REQUIREMENTS:
Which lines hold the word "left"? Show each of them.

EXTRACTED MATERIAL:
%%
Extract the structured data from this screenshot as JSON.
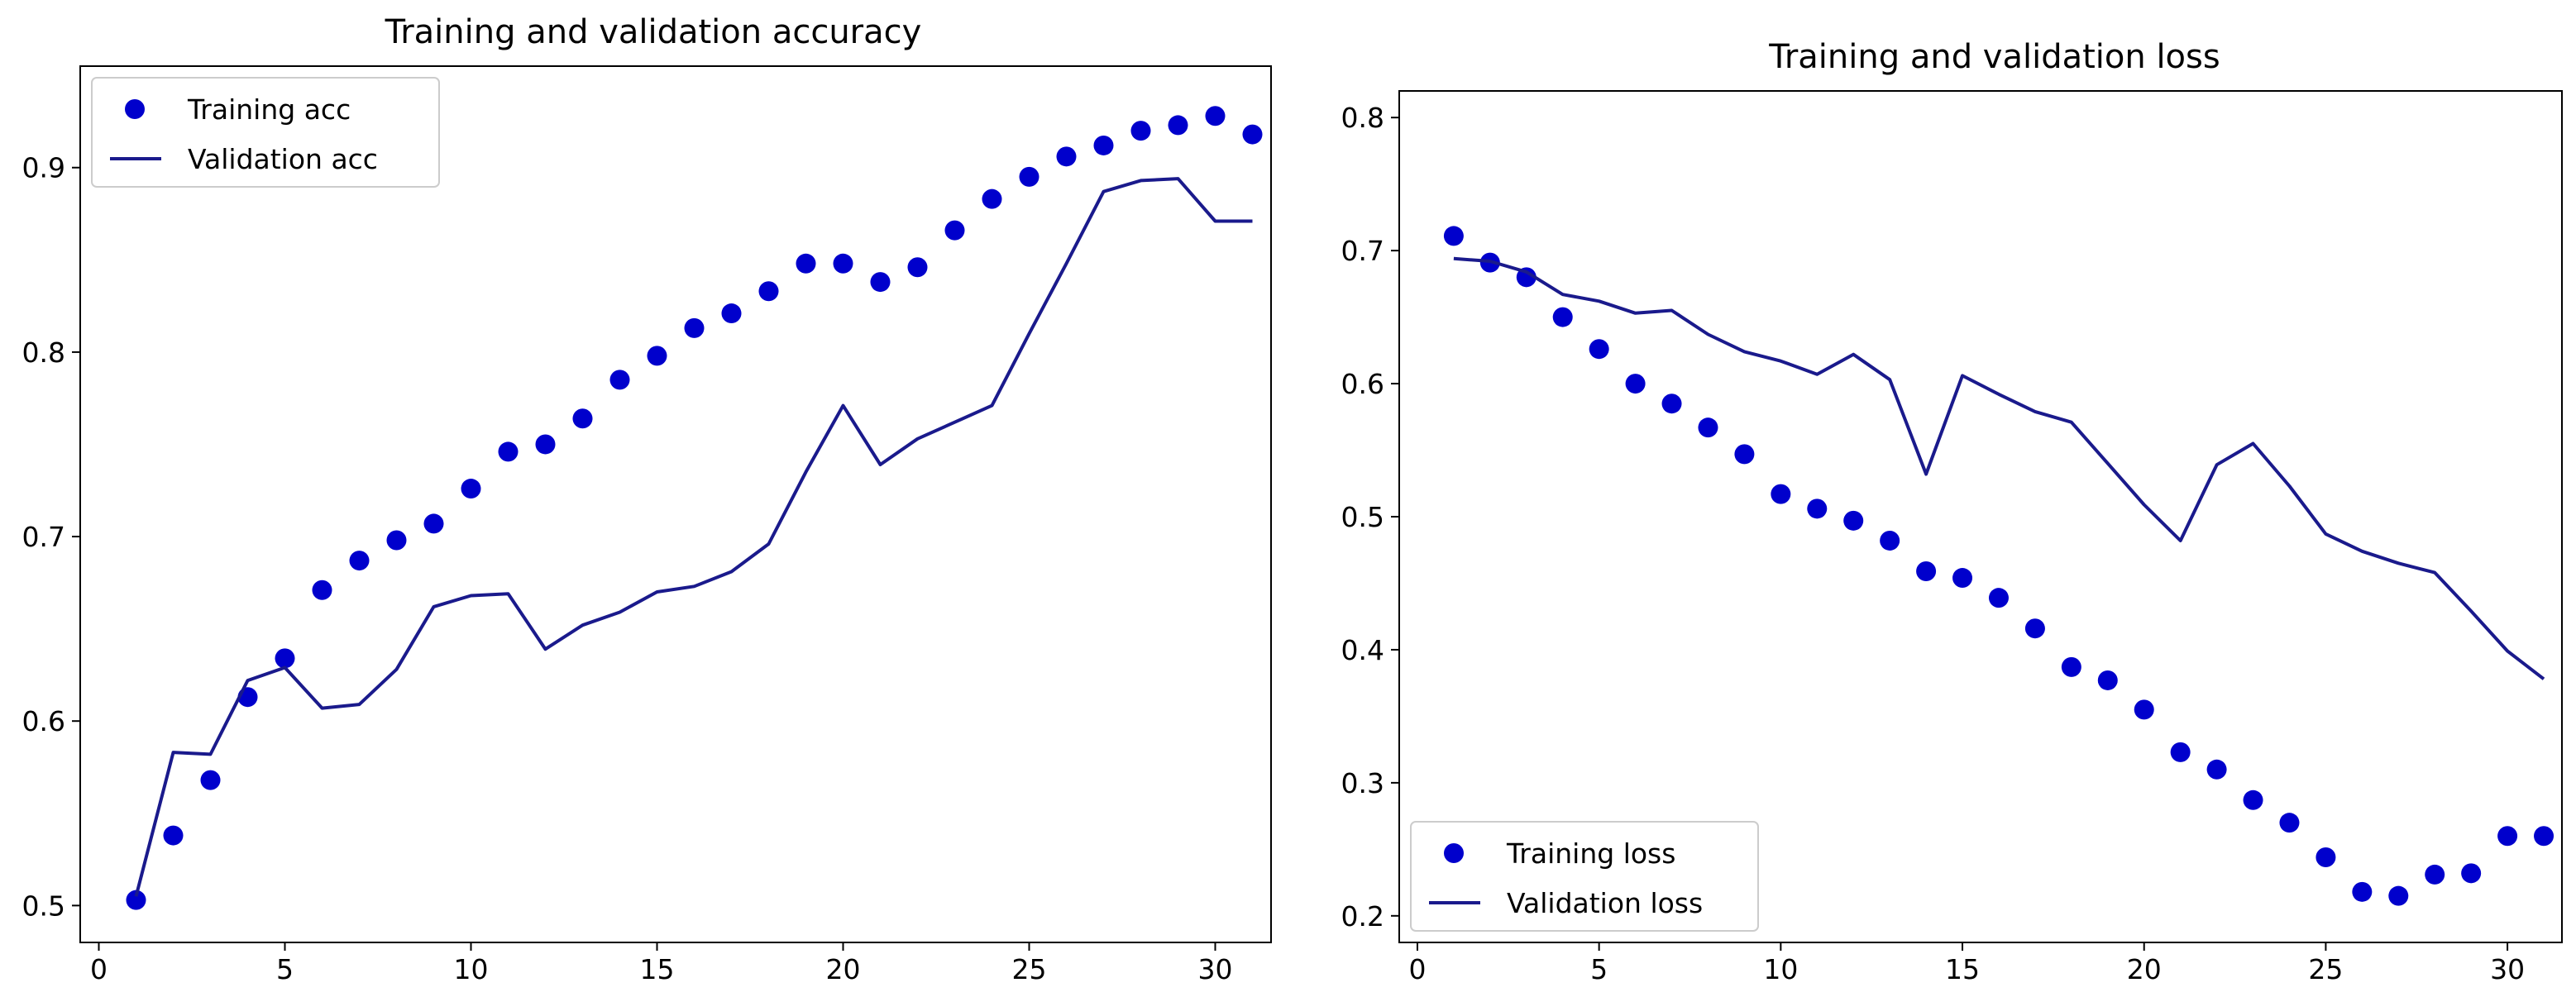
{
  "figure": {
    "charts": [
      "acc-chart",
      "loss-chart"
    ],
    "training_color": "#0000cc",
    "validation_color": "#1a1a8c"
  },
  "chart_data": [
    {
      "id": "acc-chart",
      "type": "line",
      "title": "Training and validation accuracy",
      "xlabel": "",
      "ylabel": "",
      "xlim": [
        -0.5,
        31.5
      ],
      "ylim": [
        0.48,
        0.955
      ],
      "xticks": [
        0,
        5,
        10,
        15,
        20,
        25,
        30
      ],
      "yticks": [
        0.5,
        0.6,
        0.7,
        0.8,
        0.9
      ],
      "ytick_labels": [
        "0.5",
        "0.6",
        "0.7",
        "0.8",
        "0.9"
      ],
      "legend_position": "upper-left",
      "series": [
        {
          "name": "Training acc",
          "style": "dots",
          "x": [
            1,
            2,
            3,
            4,
            5,
            6,
            7,
            8,
            9,
            10,
            11,
            12,
            13,
            14,
            15,
            16,
            17,
            18,
            19,
            20,
            21,
            22,
            23,
            24,
            25,
            26,
            27,
            28,
            29,
            30,
            31
          ],
          "y": [
            0.503,
            0.538,
            0.568,
            0.613,
            0.634,
            0.671,
            0.687,
            0.698,
            0.707,
            0.726,
            0.746,
            0.75,
            0.764,
            0.785,
            0.798,
            0.813,
            0.821,
            0.833,
            0.848,
            0.848,
            0.838,
            0.846,
            0.866,
            0.883,
            0.895,
            0.906,
            0.912,
            0.92,
            0.923,
            0.928,
            0.918
          ]
        },
        {
          "name": "Validation acc",
          "style": "line",
          "x": [
            1,
            2,
            3,
            4,
            5,
            6,
            7,
            8,
            9,
            10,
            11,
            12,
            13,
            14,
            15,
            16,
            17,
            18,
            19,
            20,
            21,
            22,
            23,
            24,
            25,
            26,
            27,
            28,
            29,
            30,
            31
          ],
          "y": [
            0.505,
            0.583,
            0.582,
            0.622,
            0.629,
            0.607,
            0.609,
            0.628,
            0.662,
            0.668,
            0.669,
            0.639,
            0.652,
            0.659,
            0.67,
            0.673,
            0.681,
            0.696,
            0.735,
            0.771,
            0.739,
            0.753,
            0.762,
            0.771,
            0.81,
            0.848,
            0.887,
            0.893,
            0.894,
            0.871,
            0.871
          ]
        }
      ]
    },
    {
      "id": "loss-chart",
      "type": "line",
      "title": "Training and validation loss",
      "xlabel": "",
      "ylabel": "",
      "xlim": [
        -0.5,
        31.5
      ],
      "ylim": [
        0.18,
        0.82
      ],
      "xticks": [
        0,
        5,
        10,
        15,
        20,
        25,
        30
      ],
      "yticks": [
        0.2,
        0.3,
        0.4,
        0.5,
        0.6,
        0.7,
        0.8
      ],
      "ytick_labels": [
        "0.2",
        "0.3",
        "0.4",
        "0.5",
        "0.6",
        "0.7",
        "0.8"
      ],
      "legend_position": "lower-left",
      "series": [
        {
          "name": "Training loss",
          "style": "dots",
          "x": [
            1,
            2,
            3,
            4,
            5,
            6,
            7,
            8,
            9,
            10,
            11,
            12,
            13,
            14,
            15,
            16,
            17,
            18,
            19,
            20,
            21,
            22,
            23,
            24,
            25,
            26,
            27,
            28,
            29,
            30,
            31
          ],
          "y": [
            0.711,
            0.691,
            0.68,
            0.65,
            0.626,
            0.6,
            0.585,
            0.567,
            0.547,
            0.517,
            0.506,
            0.497,
            0.482,
            0.459,
            0.454,
            0.439,
            0.416,
            0.387,
            0.377,
            0.355,
            0.323,
            0.31,
            0.287,
            0.27,
            0.244,
            0.218,
            0.215,
            0.231,
            0.232,
            0.26,
            0.26
          ]
        },
        {
          "name": "Validation loss",
          "style": "line",
          "x": [
            1,
            2,
            3,
            4,
            5,
            6,
            7,
            8,
            9,
            10,
            11,
            12,
            13,
            14,
            15,
            16,
            17,
            18,
            19,
            20,
            21,
            22,
            23,
            24,
            25,
            26,
            27,
            28,
            29,
            30,
            31
          ],
          "y": [
            0.694,
            0.692,
            0.684,
            0.667,
            0.662,
            0.653,
            0.655,
            0.637,
            0.624,
            0.617,
            0.607,
            0.622,
            0.603,
            0.532,
            0.606,
            0.592,
            0.579,
            0.571,
            0.54,
            0.509,
            0.482,
            0.539,
            0.555,
            0.523,
            0.487,
            0.474,
            0.465,
            0.458,
            0.429,
            0.399,
            0.378
          ]
        }
      ]
    }
  ]
}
%%
SOLUTION TO THE EXERCISE:
      "legend_position": "upper-left",
      "legend_position": "lower-left",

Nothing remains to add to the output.